> Supplied data:
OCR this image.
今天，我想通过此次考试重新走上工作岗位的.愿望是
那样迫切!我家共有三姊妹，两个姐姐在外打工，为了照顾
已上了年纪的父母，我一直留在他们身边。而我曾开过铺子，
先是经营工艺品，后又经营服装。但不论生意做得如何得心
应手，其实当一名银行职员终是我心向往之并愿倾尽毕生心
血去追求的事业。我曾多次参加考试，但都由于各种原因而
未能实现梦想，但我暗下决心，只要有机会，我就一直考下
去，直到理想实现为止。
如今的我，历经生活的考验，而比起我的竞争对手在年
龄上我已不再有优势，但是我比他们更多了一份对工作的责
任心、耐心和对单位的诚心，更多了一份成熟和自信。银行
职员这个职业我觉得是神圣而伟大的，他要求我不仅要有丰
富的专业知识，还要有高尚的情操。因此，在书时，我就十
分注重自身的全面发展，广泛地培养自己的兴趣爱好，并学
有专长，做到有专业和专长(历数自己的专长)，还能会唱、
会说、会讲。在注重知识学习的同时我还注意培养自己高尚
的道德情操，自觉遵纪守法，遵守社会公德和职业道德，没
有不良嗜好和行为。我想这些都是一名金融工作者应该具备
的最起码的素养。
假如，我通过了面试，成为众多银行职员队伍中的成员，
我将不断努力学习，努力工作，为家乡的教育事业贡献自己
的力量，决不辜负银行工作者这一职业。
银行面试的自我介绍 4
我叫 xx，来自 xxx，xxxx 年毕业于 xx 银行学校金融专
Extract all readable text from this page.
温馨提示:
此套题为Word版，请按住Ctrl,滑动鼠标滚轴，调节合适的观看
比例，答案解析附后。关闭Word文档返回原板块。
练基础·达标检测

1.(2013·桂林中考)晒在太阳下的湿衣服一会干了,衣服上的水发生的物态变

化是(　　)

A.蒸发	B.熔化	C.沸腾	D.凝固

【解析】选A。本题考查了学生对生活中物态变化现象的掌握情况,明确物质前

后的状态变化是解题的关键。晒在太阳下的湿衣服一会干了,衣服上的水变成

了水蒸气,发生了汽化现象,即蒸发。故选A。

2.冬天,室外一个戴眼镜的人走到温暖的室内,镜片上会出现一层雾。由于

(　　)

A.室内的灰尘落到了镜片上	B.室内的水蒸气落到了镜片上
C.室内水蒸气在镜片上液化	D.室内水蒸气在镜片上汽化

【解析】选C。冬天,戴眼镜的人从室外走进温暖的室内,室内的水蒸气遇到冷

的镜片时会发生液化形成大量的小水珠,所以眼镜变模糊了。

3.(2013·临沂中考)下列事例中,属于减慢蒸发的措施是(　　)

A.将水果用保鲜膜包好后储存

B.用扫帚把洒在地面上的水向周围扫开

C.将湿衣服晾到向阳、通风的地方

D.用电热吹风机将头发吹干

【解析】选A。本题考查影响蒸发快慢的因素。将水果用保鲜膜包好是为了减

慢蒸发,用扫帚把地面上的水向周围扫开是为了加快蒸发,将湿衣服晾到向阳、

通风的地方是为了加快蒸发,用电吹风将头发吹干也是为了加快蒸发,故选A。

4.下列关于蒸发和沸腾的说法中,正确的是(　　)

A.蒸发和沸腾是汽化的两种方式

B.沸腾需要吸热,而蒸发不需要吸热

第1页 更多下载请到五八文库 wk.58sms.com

> Problem description:
Take the lines above and print them exactly.

> Solution to the exercise:
OCR this image.
今天，我想通过此次考试重新走上工作岗位的.愿望是
那样迫切!我家共有三姊妹，两个姐姐在外打工，为了照顾
已上了年纪的父母，我一直留在他们身边。而我曾开过铺子，
先是经营工艺品，后又经营服装。但不论生意做得如何得心
应手，其实当一名银行职员终是我心向往之并愿倾尽毕生心
血去追求的事业。我曾多次参加考试，但都由于各种原因而
未能实现梦想，但我暗下决心，只要有机会，我就一直考下
去，直到理想实现为止。
如今的我，历经生活的考验，而比起我的竞争对手在年
龄上我已不再有优势，但是我比他们更多了一份对工作的责
任心、耐心和对单位的诚心，更多了一份成熟和自信。银行
职员这个职业我觉得是神圣而伟大的，他要求我不仅要有丰
富的专业知识，还要有高尚的情操。因此，在书时，我就十
分注重自身的全面发展，广泛地培养自己的兴趣爱好，并学
有专长，做到有专业和专长(历数自己的专长)，还能会唱、
会说、会讲。在注重知识学习的同时我还注意培养自己高尚
的道德情操，自觉遵纪守法，遵守社会公德和职业道德，没
有不良嗜好和行为。我想这些都是一名金融工作者应该具备
的最起码的素养。
假如，我通过了面试，成为众多银行职员队伍中的成员，
我将不断努力学习，努力工作，为家乡的教育事业贡献自己
的力量，决不辜负银行工作者这一职业。
银行面试的自我介绍 4
我叫 xx，来自 xxx，xxxx 年毕业于 xx 银行学校金融专
Extract all readable text from this page.
温馨提示:
此套题为Word版，请按住Ctrl,滑动鼠标滚轴，调节合适的观看
比例，答案解析附后。关闭Word文档返回原板块。
练基础·达标检测

1.(2013·桂林中考)晒在太阳下的湿衣服一会干了,衣服上的水发生的物态变

化是(　　)

A.蒸发	B.熔化	C.沸腾	D.凝固

【解析】选A。本题考查了学生对生活中物态变化现象的掌握情况,明确物质前

后的状态变化是解题的关键。晒在太阳下的湿衣服一会干了,衣服上的水变成

了水蒸气,发生了汽化现象,即蒸发。故选A。

2.冬天,室外一个戴眼镜的人走到温暖的室内,镜片上会出现一层雾。由于

(　　)

A.室内的灰尘落到了镜片上	B.室内的水蒸气落到了镜片上
C.室内水蒸气在镜片上液化	D.室内水蒸气在镜片上汽化

【解析】选C。冬天,戴眼镜的人从室外走进温暖的室内,室内的水蒸气遇到冷

的镜片时会发生液化形成大量的小水珠,所以眼镜变模糊了。

3.(2013·临沂中考)下列事例中,属于减慢蒸发的措施是(　　)

A.将水果用保鲜膜包好后储存

B.用扫帚把洒在地面上的水向周围扫开

C.将湿衣服晾到向阳、通风的地方

D.用电热吹风机将头发吹干

【解析】选A。本题考查影响蒸发快慢的因素。将水果用保鲜膜包好是为了减

慢蒸发,用扫帚把地面上的水向周围扫开是为了加快蒸发,将湿衣服晾到向阳、

通风的地方是为了加快蒸发,用电吹风将头发吹干也是为了加快蒸发,故选A。

4.下列关于蒸发和沸腾的说法中,正确的是(　　)

A.蒸发和沸腾是汽化的两种方式

B.沸腾需要吸热,而蒸发不需要吸热

第1页 更多下载请到五八文库 wk.58sms.com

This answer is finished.